- **Instructions for the task**
Where a line contains the string "content", copy that line.

- **Excerpts from a figure dataset**
· · · · · · ·

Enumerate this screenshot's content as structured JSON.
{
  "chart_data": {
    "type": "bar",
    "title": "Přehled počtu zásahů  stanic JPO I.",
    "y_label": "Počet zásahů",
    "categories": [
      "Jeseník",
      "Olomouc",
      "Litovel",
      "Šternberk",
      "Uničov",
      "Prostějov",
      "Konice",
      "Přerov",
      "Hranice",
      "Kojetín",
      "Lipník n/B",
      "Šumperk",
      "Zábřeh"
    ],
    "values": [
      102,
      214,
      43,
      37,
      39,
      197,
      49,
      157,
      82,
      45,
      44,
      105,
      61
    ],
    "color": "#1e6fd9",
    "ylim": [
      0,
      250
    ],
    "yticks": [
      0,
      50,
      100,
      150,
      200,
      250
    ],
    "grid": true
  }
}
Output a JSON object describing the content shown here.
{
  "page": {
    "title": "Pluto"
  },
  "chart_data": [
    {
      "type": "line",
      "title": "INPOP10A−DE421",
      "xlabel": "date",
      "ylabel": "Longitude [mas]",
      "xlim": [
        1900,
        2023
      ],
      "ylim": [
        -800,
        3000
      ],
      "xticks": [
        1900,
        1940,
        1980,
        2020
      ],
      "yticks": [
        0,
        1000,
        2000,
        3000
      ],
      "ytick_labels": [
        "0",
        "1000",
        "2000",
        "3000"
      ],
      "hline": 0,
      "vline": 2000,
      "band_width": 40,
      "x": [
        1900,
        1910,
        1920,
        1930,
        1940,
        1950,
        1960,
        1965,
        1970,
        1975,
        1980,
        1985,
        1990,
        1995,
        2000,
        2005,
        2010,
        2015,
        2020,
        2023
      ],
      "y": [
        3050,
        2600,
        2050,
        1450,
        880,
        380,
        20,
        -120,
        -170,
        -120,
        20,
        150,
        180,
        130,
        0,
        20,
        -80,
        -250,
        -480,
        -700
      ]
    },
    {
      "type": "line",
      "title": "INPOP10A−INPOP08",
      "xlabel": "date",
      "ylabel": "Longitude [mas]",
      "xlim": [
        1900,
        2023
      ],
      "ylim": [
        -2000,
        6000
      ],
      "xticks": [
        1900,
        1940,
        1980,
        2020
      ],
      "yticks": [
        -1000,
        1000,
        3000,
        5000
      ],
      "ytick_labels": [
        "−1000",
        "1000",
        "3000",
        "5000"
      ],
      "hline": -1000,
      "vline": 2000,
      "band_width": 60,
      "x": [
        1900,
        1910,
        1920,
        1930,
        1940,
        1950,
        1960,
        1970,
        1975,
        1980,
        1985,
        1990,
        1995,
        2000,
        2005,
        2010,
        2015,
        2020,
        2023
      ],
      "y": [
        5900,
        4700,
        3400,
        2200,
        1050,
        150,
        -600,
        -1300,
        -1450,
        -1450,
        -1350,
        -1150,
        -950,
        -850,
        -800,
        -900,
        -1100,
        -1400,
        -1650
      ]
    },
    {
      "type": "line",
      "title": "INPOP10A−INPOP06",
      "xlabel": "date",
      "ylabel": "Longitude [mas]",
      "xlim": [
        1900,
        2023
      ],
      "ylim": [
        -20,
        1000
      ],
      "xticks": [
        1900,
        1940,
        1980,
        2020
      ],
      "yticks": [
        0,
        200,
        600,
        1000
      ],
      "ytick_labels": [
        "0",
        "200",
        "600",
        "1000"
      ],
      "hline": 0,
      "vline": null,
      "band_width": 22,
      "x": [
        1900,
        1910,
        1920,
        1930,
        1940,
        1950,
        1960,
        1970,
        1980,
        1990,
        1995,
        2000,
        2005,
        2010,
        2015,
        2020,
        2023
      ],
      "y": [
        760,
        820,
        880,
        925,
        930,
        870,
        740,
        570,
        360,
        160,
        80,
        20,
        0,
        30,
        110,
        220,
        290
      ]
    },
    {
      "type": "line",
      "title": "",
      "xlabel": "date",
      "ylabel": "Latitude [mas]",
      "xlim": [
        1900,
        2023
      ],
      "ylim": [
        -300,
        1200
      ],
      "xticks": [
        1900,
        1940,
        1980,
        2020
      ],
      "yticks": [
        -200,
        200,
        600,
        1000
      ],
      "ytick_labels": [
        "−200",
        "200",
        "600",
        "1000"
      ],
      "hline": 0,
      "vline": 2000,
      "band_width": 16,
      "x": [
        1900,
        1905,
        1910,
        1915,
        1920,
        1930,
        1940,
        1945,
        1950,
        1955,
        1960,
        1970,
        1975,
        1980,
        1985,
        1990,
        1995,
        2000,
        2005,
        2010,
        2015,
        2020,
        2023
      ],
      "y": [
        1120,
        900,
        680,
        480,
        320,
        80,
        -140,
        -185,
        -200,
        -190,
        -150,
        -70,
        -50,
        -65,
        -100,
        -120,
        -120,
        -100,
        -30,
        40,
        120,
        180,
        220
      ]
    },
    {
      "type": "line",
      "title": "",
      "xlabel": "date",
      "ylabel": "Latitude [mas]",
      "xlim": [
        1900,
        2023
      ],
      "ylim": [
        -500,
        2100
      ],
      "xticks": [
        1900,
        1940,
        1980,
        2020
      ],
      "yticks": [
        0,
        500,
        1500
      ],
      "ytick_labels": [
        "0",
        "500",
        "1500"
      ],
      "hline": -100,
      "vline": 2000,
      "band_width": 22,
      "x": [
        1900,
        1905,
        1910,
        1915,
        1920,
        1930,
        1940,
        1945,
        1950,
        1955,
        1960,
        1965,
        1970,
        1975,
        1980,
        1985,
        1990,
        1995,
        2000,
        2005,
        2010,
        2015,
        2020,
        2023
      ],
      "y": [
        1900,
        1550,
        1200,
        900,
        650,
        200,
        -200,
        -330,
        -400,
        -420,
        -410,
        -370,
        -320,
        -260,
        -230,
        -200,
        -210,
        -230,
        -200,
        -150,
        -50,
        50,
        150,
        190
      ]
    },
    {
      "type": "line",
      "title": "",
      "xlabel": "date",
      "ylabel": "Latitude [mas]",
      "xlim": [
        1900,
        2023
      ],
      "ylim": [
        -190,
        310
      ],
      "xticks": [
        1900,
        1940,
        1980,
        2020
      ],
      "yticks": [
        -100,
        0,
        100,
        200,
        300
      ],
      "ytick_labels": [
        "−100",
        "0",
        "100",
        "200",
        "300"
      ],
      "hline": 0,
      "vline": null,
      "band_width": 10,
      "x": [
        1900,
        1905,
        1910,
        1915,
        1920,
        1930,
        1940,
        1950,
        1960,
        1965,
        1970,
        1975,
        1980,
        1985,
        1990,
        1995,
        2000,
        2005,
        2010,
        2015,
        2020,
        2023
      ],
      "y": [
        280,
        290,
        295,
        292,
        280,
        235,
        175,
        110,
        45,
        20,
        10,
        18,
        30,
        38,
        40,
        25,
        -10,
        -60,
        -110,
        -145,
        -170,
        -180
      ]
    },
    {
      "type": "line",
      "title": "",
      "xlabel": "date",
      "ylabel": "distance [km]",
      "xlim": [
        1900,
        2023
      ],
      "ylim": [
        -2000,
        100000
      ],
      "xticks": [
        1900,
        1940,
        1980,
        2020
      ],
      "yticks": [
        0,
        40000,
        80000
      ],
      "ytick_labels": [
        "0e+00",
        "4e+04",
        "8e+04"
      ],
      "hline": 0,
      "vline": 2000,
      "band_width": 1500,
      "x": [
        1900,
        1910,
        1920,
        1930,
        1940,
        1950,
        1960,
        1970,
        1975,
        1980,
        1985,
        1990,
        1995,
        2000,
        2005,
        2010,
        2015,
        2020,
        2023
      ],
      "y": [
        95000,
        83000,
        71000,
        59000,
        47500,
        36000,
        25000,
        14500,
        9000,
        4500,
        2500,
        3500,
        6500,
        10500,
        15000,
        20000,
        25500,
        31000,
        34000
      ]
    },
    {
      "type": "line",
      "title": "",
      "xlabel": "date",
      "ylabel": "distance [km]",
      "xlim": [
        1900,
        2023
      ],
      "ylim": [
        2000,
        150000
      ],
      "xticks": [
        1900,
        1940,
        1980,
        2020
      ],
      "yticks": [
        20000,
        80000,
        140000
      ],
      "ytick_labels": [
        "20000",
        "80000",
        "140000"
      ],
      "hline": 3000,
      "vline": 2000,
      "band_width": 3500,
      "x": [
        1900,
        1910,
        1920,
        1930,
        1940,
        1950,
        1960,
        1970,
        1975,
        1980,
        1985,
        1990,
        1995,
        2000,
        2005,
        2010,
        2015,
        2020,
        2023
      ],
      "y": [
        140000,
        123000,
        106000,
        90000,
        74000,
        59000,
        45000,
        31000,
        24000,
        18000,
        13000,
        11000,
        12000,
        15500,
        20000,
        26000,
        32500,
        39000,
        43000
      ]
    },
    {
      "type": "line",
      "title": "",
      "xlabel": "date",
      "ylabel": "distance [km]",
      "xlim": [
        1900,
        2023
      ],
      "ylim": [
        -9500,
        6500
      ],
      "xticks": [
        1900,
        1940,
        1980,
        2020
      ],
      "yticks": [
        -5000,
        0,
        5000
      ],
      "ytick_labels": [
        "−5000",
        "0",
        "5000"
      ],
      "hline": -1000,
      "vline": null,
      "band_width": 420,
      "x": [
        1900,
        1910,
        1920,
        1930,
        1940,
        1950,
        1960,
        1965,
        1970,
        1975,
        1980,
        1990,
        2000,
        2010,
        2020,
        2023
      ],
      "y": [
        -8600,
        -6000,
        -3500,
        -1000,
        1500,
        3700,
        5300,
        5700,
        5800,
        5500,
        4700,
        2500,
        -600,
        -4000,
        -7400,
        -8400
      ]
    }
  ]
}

· · · · · · ·

- **Final result**
Enumerate this screenshot's content as structured JSON.
Output a JSON object describing the content shown here.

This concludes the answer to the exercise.